● **Task details**
Using the listing beneath this task, count the lines with the word "Sanchez" and write only the result.

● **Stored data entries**
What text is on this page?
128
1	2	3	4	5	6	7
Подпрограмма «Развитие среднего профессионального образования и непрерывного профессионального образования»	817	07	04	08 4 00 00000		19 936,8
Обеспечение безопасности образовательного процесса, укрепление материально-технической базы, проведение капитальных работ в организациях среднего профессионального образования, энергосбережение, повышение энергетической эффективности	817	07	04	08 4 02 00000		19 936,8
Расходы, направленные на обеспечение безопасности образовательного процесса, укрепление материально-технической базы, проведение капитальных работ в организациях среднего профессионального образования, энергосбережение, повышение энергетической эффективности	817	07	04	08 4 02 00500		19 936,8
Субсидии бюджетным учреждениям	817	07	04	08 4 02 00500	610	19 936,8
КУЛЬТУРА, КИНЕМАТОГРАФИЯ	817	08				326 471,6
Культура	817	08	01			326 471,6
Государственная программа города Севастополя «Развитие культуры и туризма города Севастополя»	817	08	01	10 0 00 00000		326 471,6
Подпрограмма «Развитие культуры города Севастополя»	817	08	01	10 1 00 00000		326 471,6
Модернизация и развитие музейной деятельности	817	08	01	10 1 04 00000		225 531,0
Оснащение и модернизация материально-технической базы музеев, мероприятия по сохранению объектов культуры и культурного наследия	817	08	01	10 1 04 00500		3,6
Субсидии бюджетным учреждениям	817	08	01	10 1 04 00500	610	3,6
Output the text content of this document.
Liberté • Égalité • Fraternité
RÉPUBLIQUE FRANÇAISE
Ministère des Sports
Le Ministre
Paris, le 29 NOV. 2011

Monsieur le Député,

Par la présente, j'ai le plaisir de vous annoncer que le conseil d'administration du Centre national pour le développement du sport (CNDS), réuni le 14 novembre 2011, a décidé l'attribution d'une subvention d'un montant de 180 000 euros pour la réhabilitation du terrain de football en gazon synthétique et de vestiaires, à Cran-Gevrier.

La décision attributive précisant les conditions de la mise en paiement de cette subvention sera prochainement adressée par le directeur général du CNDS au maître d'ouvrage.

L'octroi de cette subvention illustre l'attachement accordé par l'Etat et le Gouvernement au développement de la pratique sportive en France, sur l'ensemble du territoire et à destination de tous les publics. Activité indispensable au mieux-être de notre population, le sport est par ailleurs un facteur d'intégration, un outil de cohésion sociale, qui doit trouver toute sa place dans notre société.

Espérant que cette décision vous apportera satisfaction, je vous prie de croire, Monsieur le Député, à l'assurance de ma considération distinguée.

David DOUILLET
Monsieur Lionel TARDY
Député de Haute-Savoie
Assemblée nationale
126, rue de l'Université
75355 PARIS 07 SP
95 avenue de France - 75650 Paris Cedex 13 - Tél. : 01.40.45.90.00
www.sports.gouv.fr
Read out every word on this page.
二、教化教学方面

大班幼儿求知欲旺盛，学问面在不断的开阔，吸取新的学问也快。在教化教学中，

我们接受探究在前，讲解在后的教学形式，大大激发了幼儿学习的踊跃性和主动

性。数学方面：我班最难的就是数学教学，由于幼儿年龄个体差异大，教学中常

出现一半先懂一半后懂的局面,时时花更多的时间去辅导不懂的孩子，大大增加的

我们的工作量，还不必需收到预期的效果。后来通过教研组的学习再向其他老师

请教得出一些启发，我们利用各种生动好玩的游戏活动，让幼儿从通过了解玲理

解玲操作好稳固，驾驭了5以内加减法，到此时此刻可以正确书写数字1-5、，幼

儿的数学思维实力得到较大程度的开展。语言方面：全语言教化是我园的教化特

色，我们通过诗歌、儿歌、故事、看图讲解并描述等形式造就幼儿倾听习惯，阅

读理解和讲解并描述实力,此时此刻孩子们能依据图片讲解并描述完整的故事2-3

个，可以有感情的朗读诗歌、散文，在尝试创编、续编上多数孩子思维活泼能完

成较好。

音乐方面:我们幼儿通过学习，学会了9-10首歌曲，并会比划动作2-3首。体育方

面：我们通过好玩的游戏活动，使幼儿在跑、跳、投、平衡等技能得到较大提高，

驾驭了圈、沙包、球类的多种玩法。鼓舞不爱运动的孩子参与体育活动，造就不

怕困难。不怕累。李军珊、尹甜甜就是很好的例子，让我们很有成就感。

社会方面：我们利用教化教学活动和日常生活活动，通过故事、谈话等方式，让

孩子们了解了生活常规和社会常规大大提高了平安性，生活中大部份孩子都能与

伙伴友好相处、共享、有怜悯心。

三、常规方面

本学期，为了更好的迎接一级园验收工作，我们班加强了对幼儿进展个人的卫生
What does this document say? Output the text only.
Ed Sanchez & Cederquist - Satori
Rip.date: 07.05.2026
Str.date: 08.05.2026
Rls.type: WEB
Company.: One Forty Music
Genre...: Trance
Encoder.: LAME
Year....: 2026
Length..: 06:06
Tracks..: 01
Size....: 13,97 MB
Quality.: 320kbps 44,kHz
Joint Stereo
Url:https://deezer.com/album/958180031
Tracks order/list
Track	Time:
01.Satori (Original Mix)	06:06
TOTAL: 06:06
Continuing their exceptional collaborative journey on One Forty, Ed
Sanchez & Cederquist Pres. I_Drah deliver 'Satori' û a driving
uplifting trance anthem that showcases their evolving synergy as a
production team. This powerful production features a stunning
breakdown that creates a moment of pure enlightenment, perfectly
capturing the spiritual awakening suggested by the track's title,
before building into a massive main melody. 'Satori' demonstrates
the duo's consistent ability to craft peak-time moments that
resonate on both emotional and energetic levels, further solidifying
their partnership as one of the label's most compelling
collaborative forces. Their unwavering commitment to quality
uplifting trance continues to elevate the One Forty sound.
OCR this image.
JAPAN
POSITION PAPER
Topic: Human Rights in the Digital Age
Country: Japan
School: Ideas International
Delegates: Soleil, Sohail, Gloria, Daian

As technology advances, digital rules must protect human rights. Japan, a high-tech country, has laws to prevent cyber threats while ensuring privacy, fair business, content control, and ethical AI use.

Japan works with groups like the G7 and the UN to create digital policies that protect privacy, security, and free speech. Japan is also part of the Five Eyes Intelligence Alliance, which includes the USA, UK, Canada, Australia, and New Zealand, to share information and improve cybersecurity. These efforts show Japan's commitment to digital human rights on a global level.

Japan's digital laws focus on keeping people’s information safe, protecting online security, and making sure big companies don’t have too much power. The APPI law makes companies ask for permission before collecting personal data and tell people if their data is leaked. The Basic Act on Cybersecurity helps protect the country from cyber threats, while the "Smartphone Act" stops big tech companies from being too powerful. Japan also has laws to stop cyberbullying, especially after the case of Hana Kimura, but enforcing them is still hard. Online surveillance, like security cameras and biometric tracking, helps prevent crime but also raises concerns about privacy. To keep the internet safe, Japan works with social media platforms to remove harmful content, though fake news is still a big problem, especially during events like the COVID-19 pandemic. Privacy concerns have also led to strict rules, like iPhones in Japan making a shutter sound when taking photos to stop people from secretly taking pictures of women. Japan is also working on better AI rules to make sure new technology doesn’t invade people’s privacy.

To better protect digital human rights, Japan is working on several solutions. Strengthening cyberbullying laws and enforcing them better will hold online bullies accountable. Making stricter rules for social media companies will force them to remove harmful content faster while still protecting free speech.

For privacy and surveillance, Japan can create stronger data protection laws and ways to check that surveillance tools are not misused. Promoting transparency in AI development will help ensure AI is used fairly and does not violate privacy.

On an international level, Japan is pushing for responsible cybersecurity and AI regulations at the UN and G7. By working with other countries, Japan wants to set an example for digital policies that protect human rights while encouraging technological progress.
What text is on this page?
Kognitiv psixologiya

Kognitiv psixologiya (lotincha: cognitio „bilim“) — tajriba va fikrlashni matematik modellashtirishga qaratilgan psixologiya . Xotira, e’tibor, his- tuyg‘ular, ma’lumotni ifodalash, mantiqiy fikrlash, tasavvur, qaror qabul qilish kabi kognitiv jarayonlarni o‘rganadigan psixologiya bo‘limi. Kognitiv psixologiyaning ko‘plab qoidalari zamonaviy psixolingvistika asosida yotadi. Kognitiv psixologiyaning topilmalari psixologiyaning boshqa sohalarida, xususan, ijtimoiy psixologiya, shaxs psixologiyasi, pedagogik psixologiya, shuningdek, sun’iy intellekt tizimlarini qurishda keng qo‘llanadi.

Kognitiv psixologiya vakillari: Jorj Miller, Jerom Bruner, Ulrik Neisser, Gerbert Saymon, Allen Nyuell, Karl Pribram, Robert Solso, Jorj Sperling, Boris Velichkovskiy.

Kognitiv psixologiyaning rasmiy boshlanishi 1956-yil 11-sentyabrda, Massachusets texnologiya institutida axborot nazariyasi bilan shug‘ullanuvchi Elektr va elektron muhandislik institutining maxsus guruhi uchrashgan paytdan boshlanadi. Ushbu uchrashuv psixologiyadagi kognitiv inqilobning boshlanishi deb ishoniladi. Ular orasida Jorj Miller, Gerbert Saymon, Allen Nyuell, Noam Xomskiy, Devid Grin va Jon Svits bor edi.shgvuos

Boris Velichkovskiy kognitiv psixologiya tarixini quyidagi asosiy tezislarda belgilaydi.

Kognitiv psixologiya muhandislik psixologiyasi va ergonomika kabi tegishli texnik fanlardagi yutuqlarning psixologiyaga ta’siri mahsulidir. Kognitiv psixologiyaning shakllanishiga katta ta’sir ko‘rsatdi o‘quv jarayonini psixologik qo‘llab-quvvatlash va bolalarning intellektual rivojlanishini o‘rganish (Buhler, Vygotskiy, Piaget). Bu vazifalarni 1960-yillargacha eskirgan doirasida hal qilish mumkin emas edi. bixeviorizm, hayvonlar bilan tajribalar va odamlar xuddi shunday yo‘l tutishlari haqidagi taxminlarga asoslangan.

● **Expected answer**
2